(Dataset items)
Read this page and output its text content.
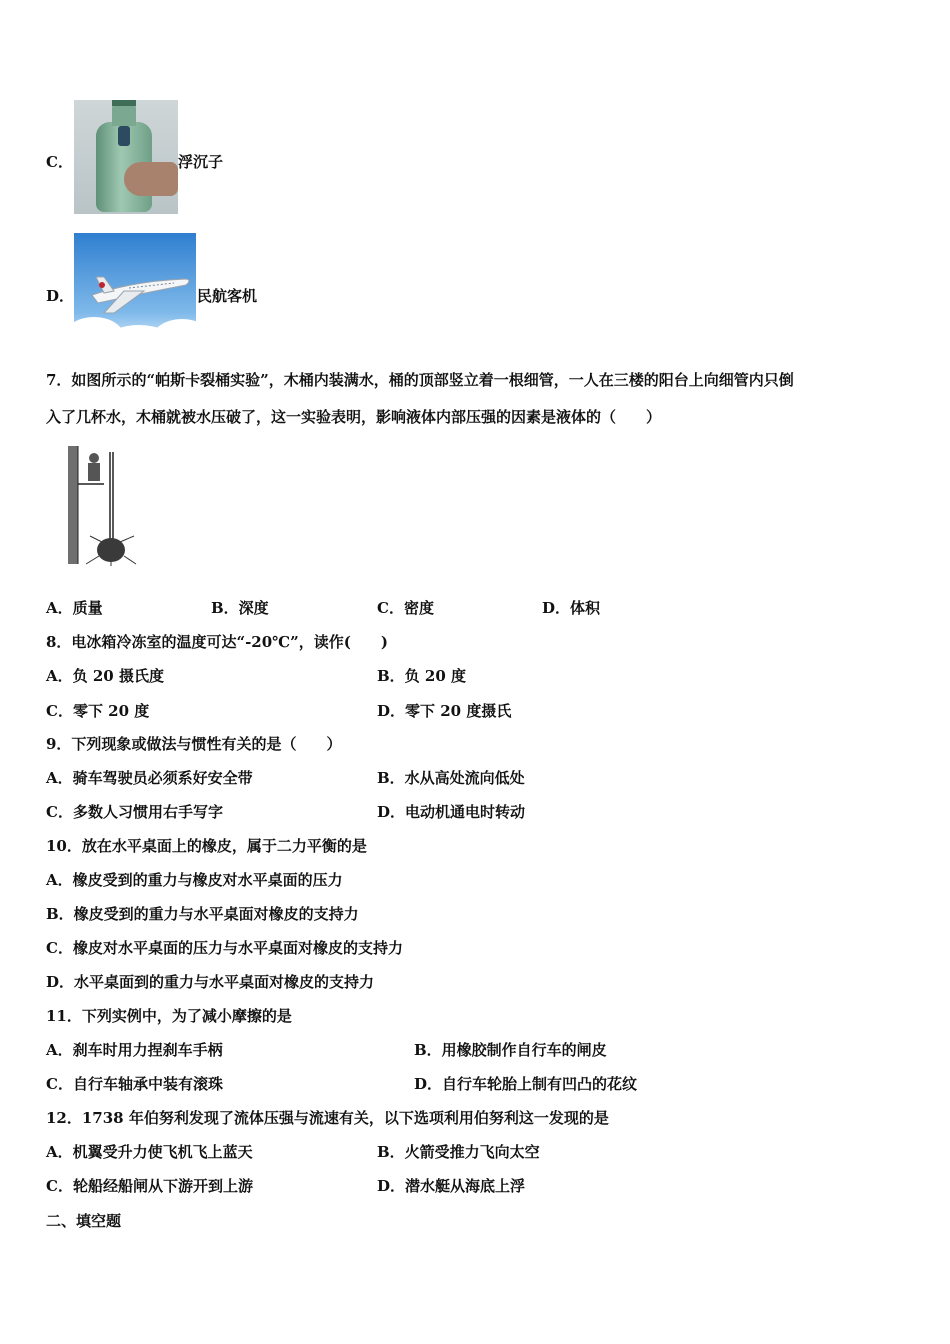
C．	浮沉子
D．	民航客机
7．如图所示的“帕斯卡裂桶实验”，木桶内装满水，桶的顶部竖立着一根细管，一人在三楼的阳台上向细管内只倒
入了几杯水，木桶就被水压破了，这一实验表明，影响液体内部压强的因素是液体的（　　）
A．质量	B．深度	C．密度	D．体积
8．电冰箱冷冻室的温度可达“-20℃”，读作(　　)
A．负 20 摄氏度	B．负 20 度
C．零下 20 度	D．零下 20 度摄氏
9．下列现象或做法与惯性有关的是（　　）
A．骑车驾驶员必须系好安全带	B．水从高处流向低处
C．多数人习惯用右手写字	D．电动机通电时转动
10．放在水平桌面上的橡皮，属于二力平衡的是
A．橡皮受到的重力与橡皮对水平桌面的压力
B．橡皮受到的重力与水平桌面对橡皮的支持力
C．橡皮对水平桌面的压力与水平桌面对橡皮的支持力
D．水平桌面到的重力与水平桌面对橡皮的支持力
11．下列实例中，为了减小摩擦的是
A．刹车时用力捏刹车手柄	B．用橡胶制作自行车的闸皮
C．自行车轴承中装有滚珠	D．自行车轮胎上制有凹凸的花纹
12．1738 年伯努利发现了流体压强与流速有关，以下选项利用伯努利这一发现的是
A．机翼受升力使飞机飞上蓝天	B．火箭受推力飞向太空
C．轮船经船闸从下游开到上游	D．潜水艇从海底上浮
二、填空题
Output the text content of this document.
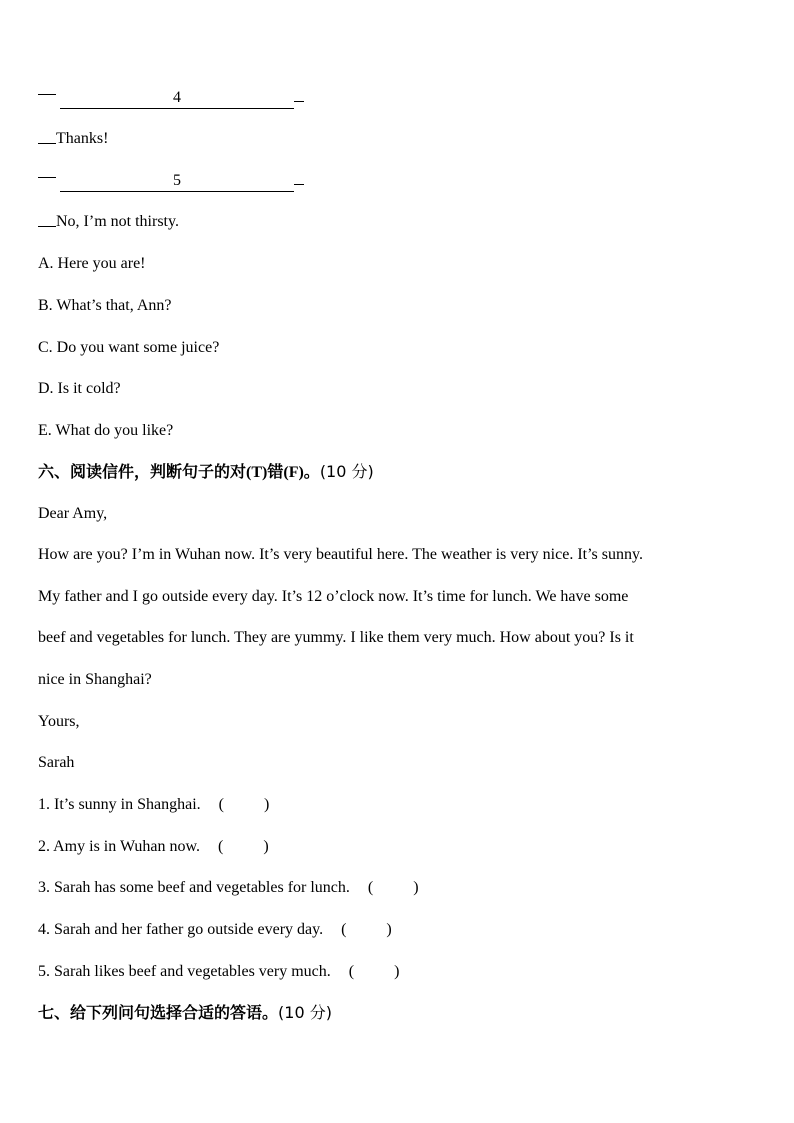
4
Thanks!
5
No, I’m not thirsty.
A. Here you are!
B. What’s that, Ann?
C. Do you want some juice?
D. Is it cold?
E. What do you like?
六、阅读信件，判断句子的对(T)错(F)。(10 分)
Dear Amy,
How are you? I’m in Wuhan now. It’s very beautiful here. The weather is very nice. It’s sunny.
My father and I go outside every day. It’s 12 o’clock now. It’s time for lunch. We have some
beef and vegetables for lunch. They are yummy. I like them very much. How about you? Is it
nice in Shanghai?
Yours,
Sarah
1. It’s sunny in Shanghai. (          )
2. Amy is in Wuhan now. (          )
3. Sarah has some beef and vegetables for lunch. (          )
4. Sarah and her father go outside every day. (          )
5. Sarah likes beef and vegetables very much. (          )
七、给下列问句选择合适的答语。(10 分)
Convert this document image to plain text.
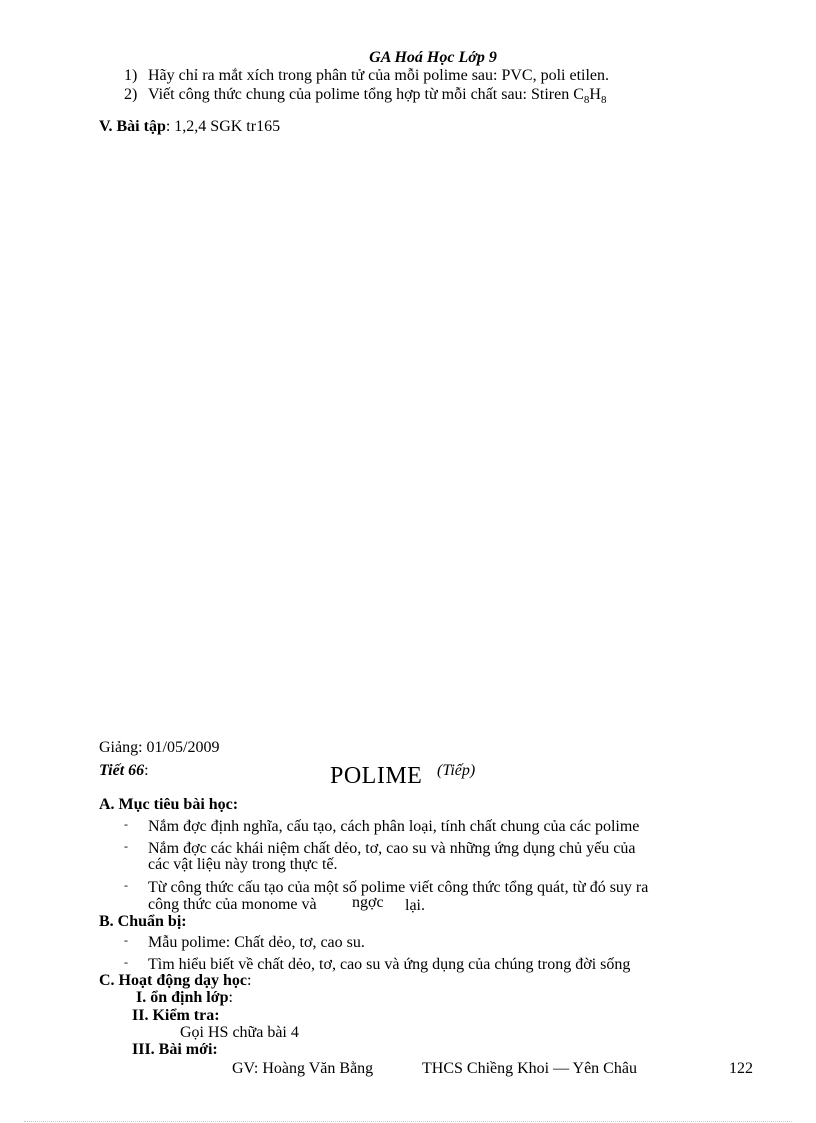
GA Hoá Học Lớp 9
1) Hãy chỉ ra mắt xích trong phân tử của mỗi polime sau: PVC, poli etilen.
2) Viết công thức chung của polime tổng hợp từ mỗi chất sau: Stiren $C_8H_8$
V. Bài tập: 1,2,4 SGK tr165
Giảng: 01/05/2009
Tiết 66:	POLIME (Tiếp)
A. Mục tiêu bài học:
- Nắm đợc định nghĩa, cấu tạo, cách phân loại, tính chất chung của các polime
- Nắm đợc các khái niệm chất dẻo, tơ, cao su và những ứng dụng chủ yếu của
các vật liệu này trong thực tế.
- Từ công thức cấu tạo của một số polime viết công thức tổng quát, từ đó suy ra
công thức của monome và ngợc lại.
B. Chuẩn bị:
- Mẫu polime: Chất dẻo, tơ, cao su.
- Tìm hiểu biết về chất dẻo, tơ, cao su và ứng dụng của chúng trong đời sống
C. Hoạt động dạy học:
I. ổn định lớp:
II. Kiểm tra:
Gọi HS chữa bài 4
III. Bài mới:
GV: Hoàng Văn Bằng	THCS Chiềng Khoi — Yên Châu	122
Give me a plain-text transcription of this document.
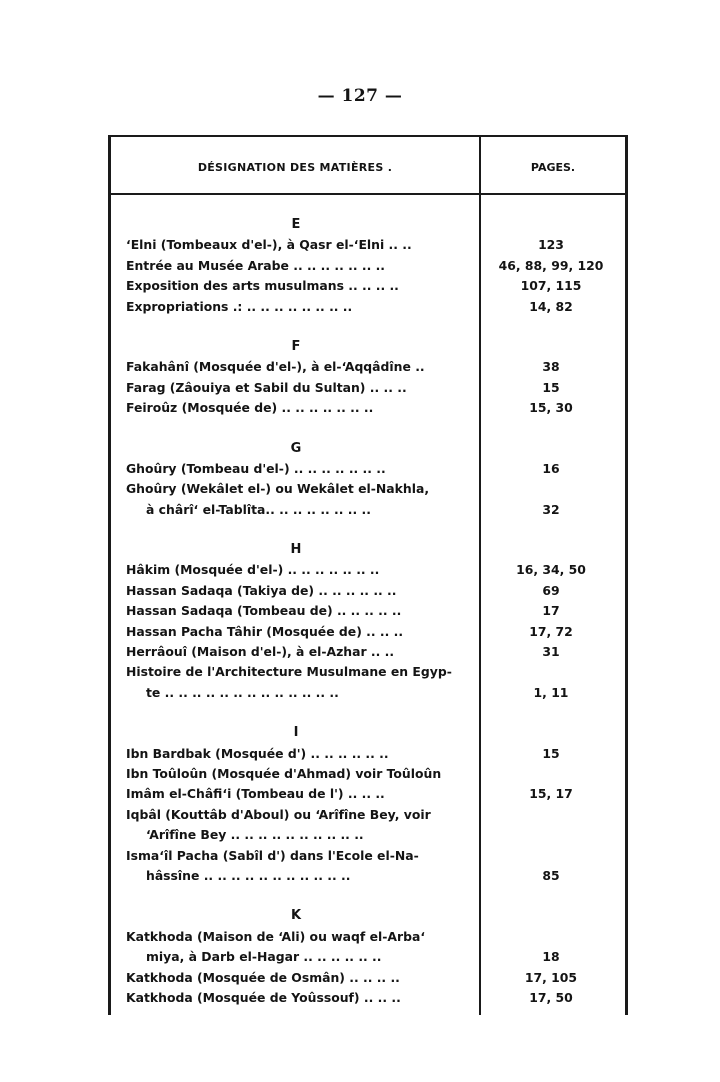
— 127 —
DÉSIGNATION DES MATIÈRES .	PAGES.
E
ʻElni (Tombeaux d'el-), à Qasr el-ʻElni .. ..	123
Entrée au Musée Arabe .. .. .. .. .. .. ..	46, 88, 99, 120
Exposition des arts musulmans .. .. .. ..	107, 115
Expropriations .: .. .. .. .. .. .. .. ..	14, 82
F
Fakahânî (Mosquée d'el-), à el-ʻAqqâdîne ..	38
Farag (Zâouiya et Sabil du Sultan) .. .. ..	15
Feiroûz (Mosquée de) .. .. .. .. .. .. ..	15, 30
G
Ghoûry (Tombeau d'el-) .. .. .. .. .. .. ..	16
Ghoûry (Wekâlet el-) ou Wekâlet el-Nakhla,
à chârîʻ el-Tablîta.. .. .. .. .. .. .. ..	32
H
Hâkim (Mosquée d'el-) .. .. .. .. .. .. ..	16, 34, 50
Hassan Sadaqa (Takiya de) .. .. .. .. .. ..	69
Hassan Sadaqa (Tombeau de) .. .. .. .. ..	17
Hassan Pacha Tâhir (Mosquée de) .. .. ..	17, 72
Herrâouî (Maison d'el-), à el-Azhar .. ..	31
Histoire de l'Architecture Musulmane en Egyp-
te .. .. .. .. .. .. .. .. .. .. .. .. ..	1, 11
I
Ibn Bardbak (Mosquée d') .. .. .. .. .. ..	15
Ibn Toûloûn (Mosquée d'Ahmad) voir Toûloûn
Imâm el-Châfiʻi (Tombeau de l') .. .. ..	15, 17
Iqbâl (Kouttâb d'Aboul) ou ʻArîfîne Bey, voir
ʻArîfîne Bey .. .. .. .. .. .. .. .. .. ..
Ismaʻîl Pacha (Sabîl d') dans l'Ecole el-Na-
hâssîne .. .. .. .. .. .. .. .. .. .. ..	85
K
Katkhoda (Maison de ʻAli) ou waqf el-Arbaʻ
miya, à Darb el-Hagar .. .. .. .. .. ..	18
Katkhoda (Mosquée de Osmân) .. .. .. ..	17, 105
Katkhoda (Mosquée de Yoûssouf) .. .. ..	17, 50
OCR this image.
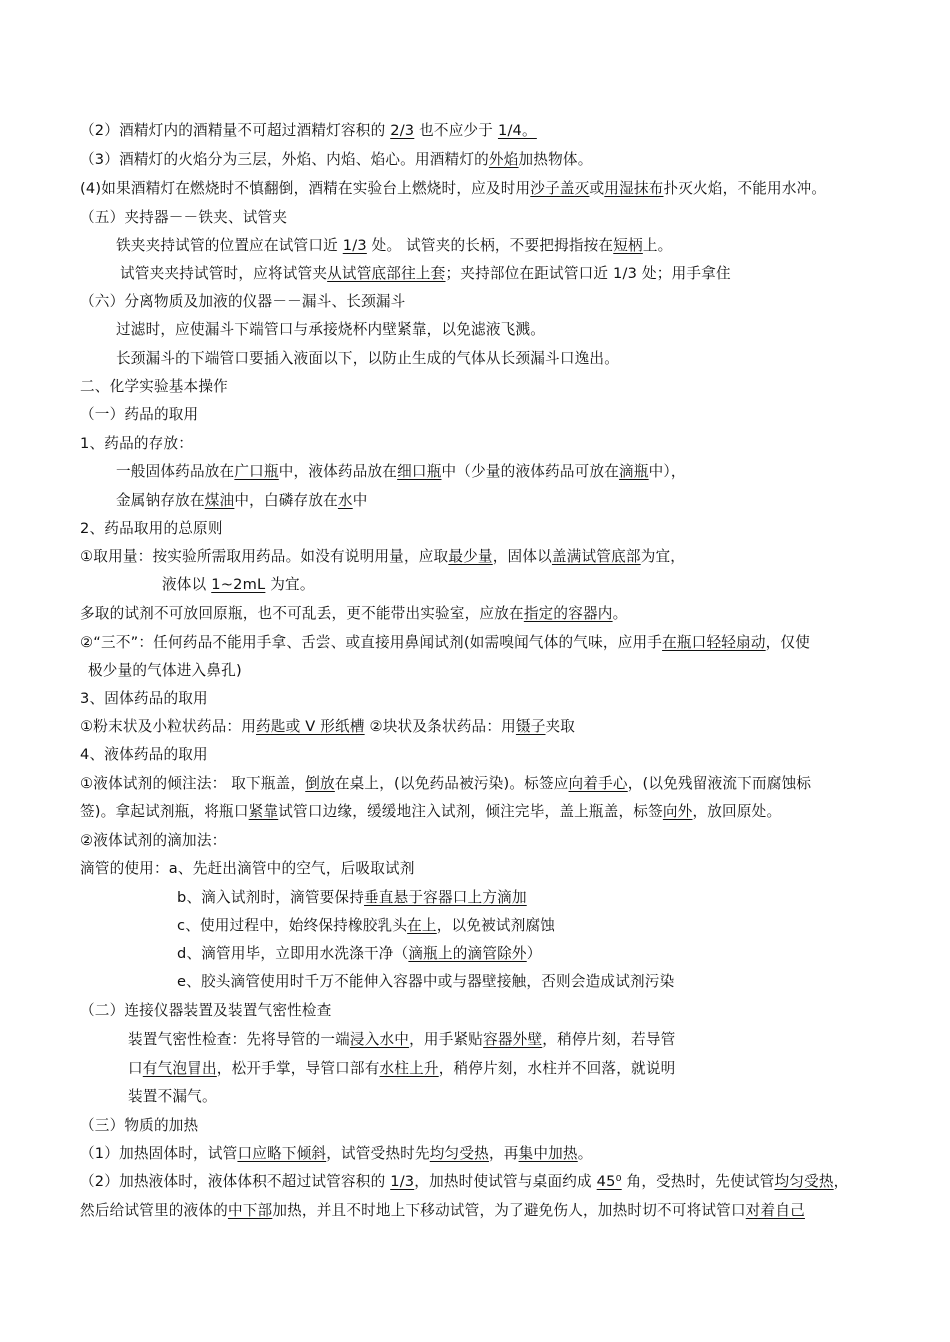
（2）酒精灯内的酒精量不可超过酒精灯容积的 2/3 也不应少于 1/4。
（3）酒精灯的火焰分为三层，外焰、内焰、焰心。用酒精灯的外焰加热物体。
(4)如果酒精灯在燃烧时不慎翻倒，酒精在实验台上燃烧时，应及时用沙子盖灭或用湿抹布扑灭火焰，不能用水冲。
（五）夹持器－－铁夹、试管夹
铁夹夹持试管的位置应在试管口近 1/3 处。 试管夹的长柄，不要把拇指按在短柄上。
试管夹夹持试管时，应将试管夹从试管底部往上套；夹持部位在距试管口近 1/3 处；用手拿住
（六）分离物质及加液的仪器－－漏斗、长颈漏斗
过滤时，应使漏斗下端管口与承接烧杯内壁紧靠，以免滤液飞溅。
长颈漏斗的下端管口要插入液面以下，以防止生成的气体从长颈漏斗口逸出。
二、化学实验基本操作
（一）药品的取用
1、药品的存放：
一般固体药品放在广口瓶中，液体药品放在细口瓶中（少量的液体药品可放在滴瓶中），
金属钠存放在煤油中，白磷存放在水中
2、药品取用的总原则
①取用量：按实验所需取用药品。如没有说明用量，应取最少量，固体以盖满试管底部为宜，
液体以 1~2mL 为宜。
多取的试剂不可放回原瓶，也不可乱丢，更不能带出实验室，应放在指定的容器内。
②“三不”：任何药品不能用手拿、舌尝、或直接用鼻闻试剂(如需嗅闻气体的气味，应用手在瓶口轻轻扇动，仅使
极少量的气体进入鼻孔)
3、固体药品的取用
①粉末状及小粒状药品：用药匙或 V 形纸槽 ②块状及条状药品：用镊子夹取
4、液体药品的取用
①液体试剂的倾注法： 取下瓶盖，倒放在桌上，(以免药品被污染)。标签应向着手心，(以免残留液流下而腐蚀标
签)。拿起试剂瓶，将瓶口紧靠试管口边缘，缓缓地注入试剂，倾注完毕，盖上瓶盖，标签向外，放回原处。
②液体试剂的滴加法：
滴管的使用：a、先赶出滴管中的空气，后吸取试剂
b、滴入试剂时，滴管要保持垂直悬于容器口上方滴加
c、使用过程中，始终保持橡胶乳头在上，以免被试剂腐蚀
d、滴管用毕，立即用水洗涤干净（滴瓶上的滴管除外）
e、胶头滴管使用时千万不能伸入容器中或与器壁接触，否则会造成试剂污染
（二）连接仪器装置及装置气密性检查
装置气密性检查：先将导管的一端浸入水中，用手紧贴容器外壁，稍停片刻，若导管
口有气泡冒出，松开手掌，导管口部有水柱上升，稍停片刻，水柱并不回落，就说明
装置不漏气。
（三）物质的加热
（1）加热固体时，试管口应略下倾斜，试管受热时先均匀受热，再集中加热。
（2）加热液体时，液体体积不超过试管容积的 1/3，加热时使试管与桌面约成 45⁰ 角，受热时，先使试管均匀受热，
然后给试管里的液体的中下部加热，并且不时地上下移动试管，为了避免伤人，加热时切不可将试管口对着自己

• [WHAT TO DO]
Which lines in the listing above hold the word "tổng"? Show each of them.

• [WRITTEN RESPONSE]
2) Viết công thức chung của polime tổng hợp từ mỗi chất sau: Stiren $C_8H_8$
- Từ công thức cấu tạo của một số polime viết công thức tổng quát, từ đó suy ra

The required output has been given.